Listing of boxed layout items
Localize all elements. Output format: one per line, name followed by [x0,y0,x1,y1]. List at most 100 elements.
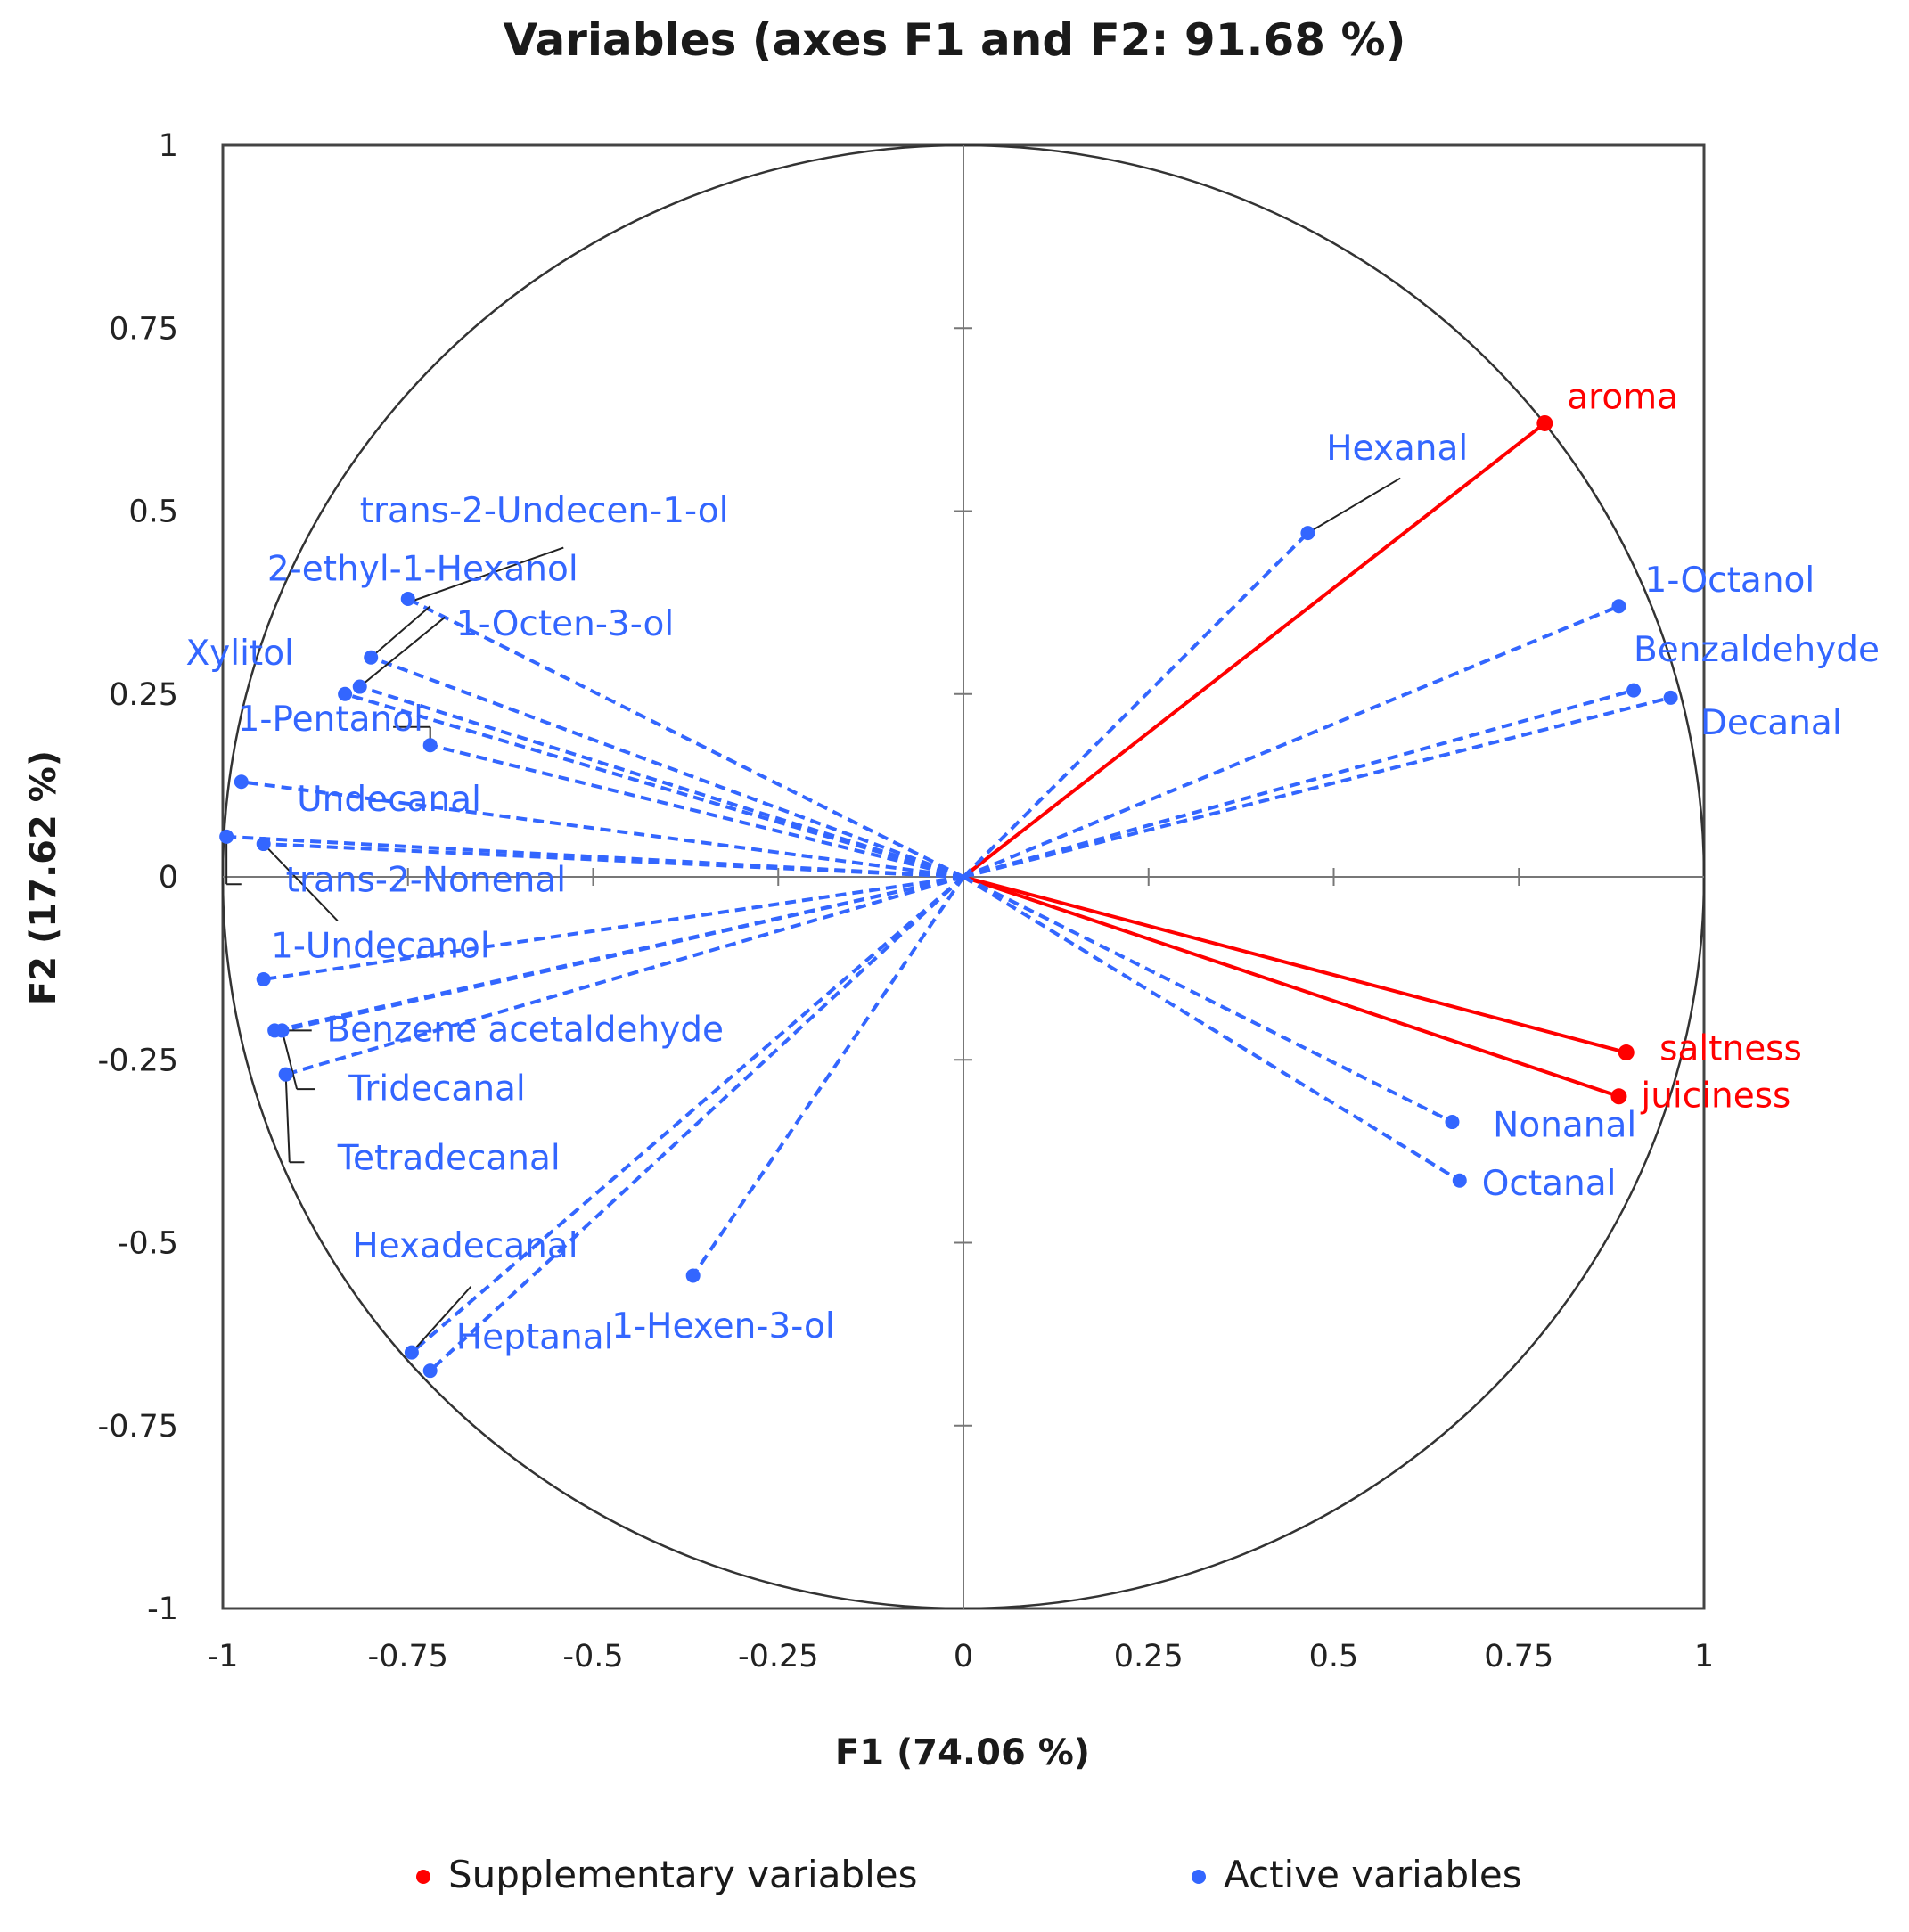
active-point [256,837,271,852]
active-point [352,679,367,694]
active-point [685,1268,701,1283]
variable-label: Octanal [1482,1164,1617,1204]
active-vector [963,695,1672,879]
leader-line [281,1030,299,1090]
active-point [1300,526,1315,541]
variable-label: aroma [1567,378,1678,418]
active-vector [263,842,964,879]
legend-marker [1192,1870,1206,1884]
active-vector [963,604,1620,879]
variable-label: Tridecanal [348,1068,526,1109]
active-point [267,1023,283,1038]
active-point [1626,683,1642,698]
x-tick-label: 0.25 [1114,1639,1184,1674]
leader-line [407,546,564,604]
active-point [400,592,415,607]
active-point [422,1363,438,1379]
y-axis-label: F2 (17.62 %) [23,750,64,1005]
active-point [219,829,234,844]
variable-label: trans-2-Undecen-1-ol [360,491,729,531]
leader-line [411,1286,472,1354]
variable-label: Tetradecanal [337,1138,561,1178]
x-tick-label: -0.75 [367,1639,448,1674]
active-point [338,686,353,701]
variable-points [219,414,1678,1379]
variable-label: Benzene acetaldehyde [326,1011,724,1051]
variable-label: Hexadecanal [352,1226,578,1266]
variable-vectors [226,422,1672,1372]
variable-label: 1-Octanol [1645,561,1815,601]
variable-label: juiciness [1640,1077,1790,1117]
variable-label: Benzaldehyde [1634,630,1880,670]
x-tick-label: -1 [208,1639,239,1674]
y-tick-label: 0 [159,860,178,896]
active-point [404,1345,419,1360]
variable-label: Nonanal [1493,1105,1636,1145]
leader-line [284,1074,291,1163]
x-tick-label: 1 [1694,1639,1714,1674]
active-vector [359,684,964,879]
leader-line [359,616,446,688]
x-axis-label: F1 (74.06 %) [835,1732,1090,1773]
legend-label: Supplementary variables [448,1853,917,1896]
leader-line [1307,477,1401,534]
y-tick-label: 1 [159,128,178,164]
active-vector [410,875,965,1355]
active-vector [370,655,964,879]
active-vector [241,780,964,879]
x-tick-label: 0.75 [1484,1639,1553,1674]
variable-label: Heptanal [456,1318,614,1358]
legend-marker [416,1870,430,1884]
active-vector [430,743,964,879]
active-point [1452,1173,1467,1188]
variable-label: 1-Octen-3-ol [456,604,675,644]
active-point [422,738,438,753]
tick-labels: -1 -0.75 -0.5 -0.25 0 0.25 0.5 0.75 1 1 0.75 0.5 0.2… [97,128,1714,1674]
active-vector [963,688,1635,879]
y-tick-label: -0.5 [118,1226,178,1262]
y-tick-label: -0.75 [97,1409,178,1445]
active-point [1611,599,1626,614]
active-point [364,650,379,665]
x-tick-label: -0.25 [738,1639,819,1674]
supplementary-vector [962,422,1546,879]
variable-label: Xylitol [185,634,293,674]
active-vector [962,875,1461,1183]
variable-label: 1-Undecanol [271,926,490,966]
active-vector [344,692,964,879]
x-tick-label: 0 [954,1639,973,1674]
legend-label: Active variables [1224,1853,1522,1896]
variable-label: saltness [1659,1028,1802,1068]
variable-label: 2-ethyl-1-Hexanol [267,549,578,589]
active-vector [962,531,1309,879]
leader-line [262,843,339,921]
supplementary-vector [963,875,1620,1099]
active-vector [692,875,965,1277]
active-vector [963,875,1454,1124]
chart-title: Variables (axes F1 and F2: 91.68 %) [504,14,1406,66]
legend: Supplementary variables Active variables [416,1853,1522,1896]
variable-label: Decanal [1700,703,1842,743]
x-tick-label: -0.5 [562,1639,623,1674]
active-point [278,1067,293,1082]
supplementary-point [1618,1044,1635,1061]
supplementary-vector [963,875,1627,1054]
leader-line [370,605,431,659]
y-tick-label: -0.25 [97,1043,178,1078]
active-vector [429,875,965,1372]
variable-label: Undecanal [297,780,481,820]
active-point [1445,1115,1460,1130]
active-point [234,774,249,790]
variable-label: Hexanal [1326,429,1468,469]
y-tick-label: 0.5 [128,495,178,530]
y-tick-label: -1 [147,1592,178,1627]
active-point [256,971,271,986]
y-tick-label: 0.25 [109,677,178,713]
x-tick-label: 0.5 [1309,1639,1359,1674]
variable-label: 1-Hexen-3-ol [611,1306,835,1347]
variable-labels: aroma saltness juiciness Hexanal 1-Octanol Be… [185,378,1880,1358]
variable-label: 1-Pentanol [238,700,423,740]
active-vector [226,834,964,879]
variable-label: trans-2-Nonenal [286,860,566,900]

Aim
From the listing above, pull out and copy each line that contains the string "marker".

Exercise answer
legend-marker [1192,1870,1206,1884]
legend-marker [416,1870,430,1884]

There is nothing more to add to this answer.